# Task data:

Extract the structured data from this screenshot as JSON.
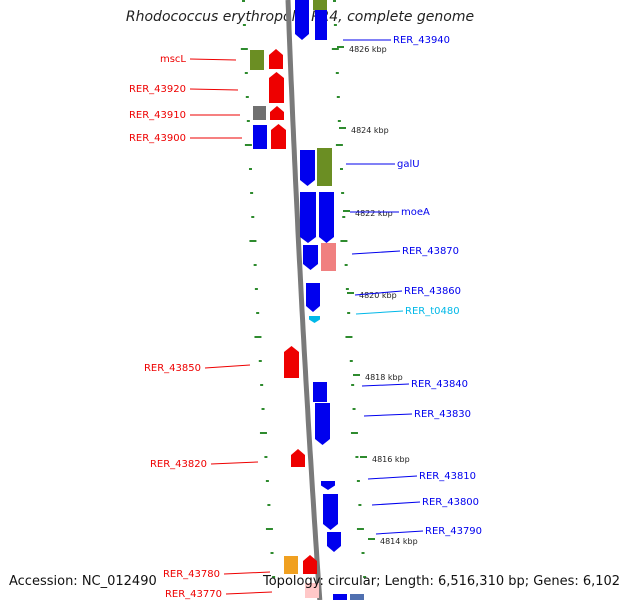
{
  "title": "Rhodococcus erythropolis PR4, complete genome",
  "footer": {
    "accession": "Accession: NC_012490",
    "summary": "Topology: circular; Length: 6,516,310 bp; Genes: 6,102"
  },
  "colors": {
    "forward_blue": "#0000ee",
    "reverse_red": "#ee0000",
    "olive": "#6b8e23",
    "gray": "#707070",
    "salmon": "#f08080",
    "orange": "#f0a020",
    "trna_cyan": "#00b8e8",
    "backbone": "#7a7a7a",
    "tick_green": "#2e8b2e"
  },
  "ticks": [
    "4826 kbp",
    "4824 kbp",
    "4822 kbp",
    "4820 kbp",
    "4818 kbp",
    "4816 kbp",
    "4814 kbp"
  ],
  "left_genes": [
    "mscL",
    "RER_43920",
    "RER_43910",
    "RER_43900",
    "RER_43850",
    "RER_43820",
    "RER_43780",
    "RER_43770"
  ],
  "right_genes": [
    "RER_43940",
    "galU",
    "moeA",
    "RER_43870",
    "RER_43860",
    "RER_t0480",
    "RER_43840",
    "RER_43830",
    "RER_43810",
    "RER_43800",
    "RER_43790"
  ]
}
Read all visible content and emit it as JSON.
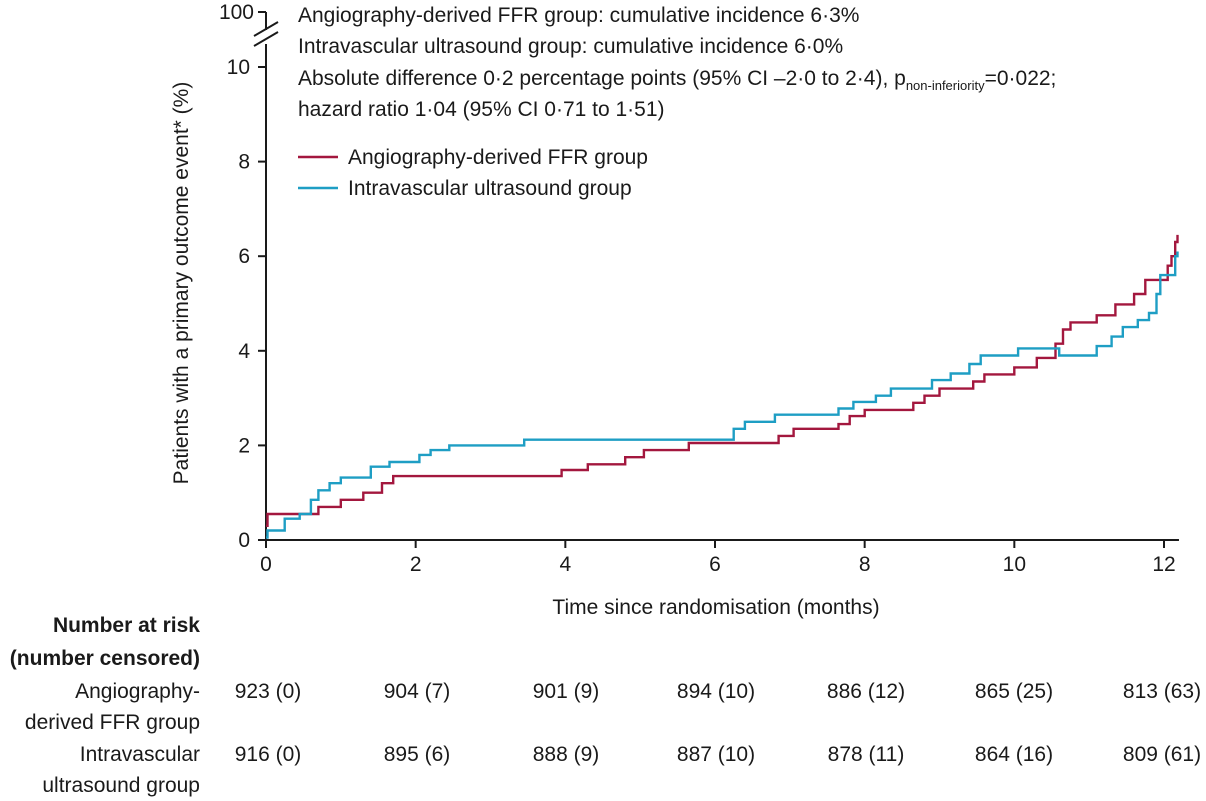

# Aim of the task:
State the count of lines in the data holding the word "JSON", adding nothing to it.

# Result of the task:
2